• Stated goal
Show every line where "Information" occurs.

• Dataset
※ ※ ※

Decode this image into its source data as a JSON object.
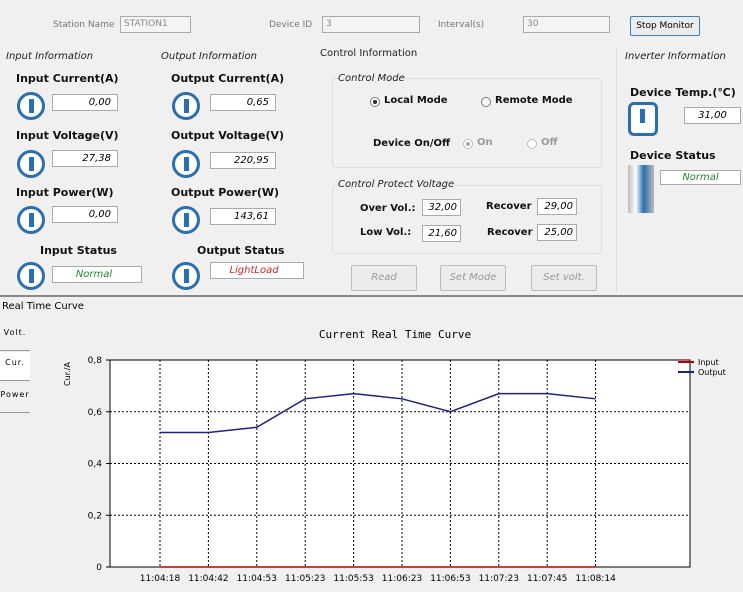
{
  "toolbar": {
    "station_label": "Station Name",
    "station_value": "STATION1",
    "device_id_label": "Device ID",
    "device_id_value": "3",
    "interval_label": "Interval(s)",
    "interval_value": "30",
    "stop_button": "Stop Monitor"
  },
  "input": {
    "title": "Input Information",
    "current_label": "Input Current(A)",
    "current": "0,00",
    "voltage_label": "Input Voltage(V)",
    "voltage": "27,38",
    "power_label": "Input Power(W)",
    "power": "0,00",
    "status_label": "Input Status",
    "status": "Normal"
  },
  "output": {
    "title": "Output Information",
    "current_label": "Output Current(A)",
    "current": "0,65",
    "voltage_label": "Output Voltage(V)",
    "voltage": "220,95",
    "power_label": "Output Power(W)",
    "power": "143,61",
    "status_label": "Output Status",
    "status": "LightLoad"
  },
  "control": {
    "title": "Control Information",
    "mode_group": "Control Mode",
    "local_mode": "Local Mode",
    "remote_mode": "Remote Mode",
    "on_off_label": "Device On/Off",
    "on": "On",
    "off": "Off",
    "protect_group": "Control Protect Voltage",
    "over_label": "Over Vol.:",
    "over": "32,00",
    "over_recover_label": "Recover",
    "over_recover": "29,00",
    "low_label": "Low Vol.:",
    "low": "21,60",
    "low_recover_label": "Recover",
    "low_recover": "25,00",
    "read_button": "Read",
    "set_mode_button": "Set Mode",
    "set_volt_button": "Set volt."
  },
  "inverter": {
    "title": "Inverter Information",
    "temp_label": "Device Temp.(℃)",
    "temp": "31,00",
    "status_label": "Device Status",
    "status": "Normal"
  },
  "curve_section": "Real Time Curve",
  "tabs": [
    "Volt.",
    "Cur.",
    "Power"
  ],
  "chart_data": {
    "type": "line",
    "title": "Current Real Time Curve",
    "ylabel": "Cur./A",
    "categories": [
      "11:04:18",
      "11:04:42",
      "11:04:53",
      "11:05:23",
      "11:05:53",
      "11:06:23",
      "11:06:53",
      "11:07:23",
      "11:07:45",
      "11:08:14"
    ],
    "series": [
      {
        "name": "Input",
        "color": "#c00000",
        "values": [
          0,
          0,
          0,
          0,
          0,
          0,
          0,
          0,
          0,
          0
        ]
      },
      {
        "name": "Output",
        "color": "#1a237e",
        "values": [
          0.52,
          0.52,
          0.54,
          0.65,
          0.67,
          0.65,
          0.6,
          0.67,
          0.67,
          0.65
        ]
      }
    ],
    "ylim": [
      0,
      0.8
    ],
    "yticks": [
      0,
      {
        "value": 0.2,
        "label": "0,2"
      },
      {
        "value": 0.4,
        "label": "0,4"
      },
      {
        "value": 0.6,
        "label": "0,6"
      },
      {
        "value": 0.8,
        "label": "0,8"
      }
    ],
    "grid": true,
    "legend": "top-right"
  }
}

※ ※ ※

• Expected answer
    "title": "Input Information",
    "title": "Output Information",
    "title": "Control Information",
    "title": "Inverter Information",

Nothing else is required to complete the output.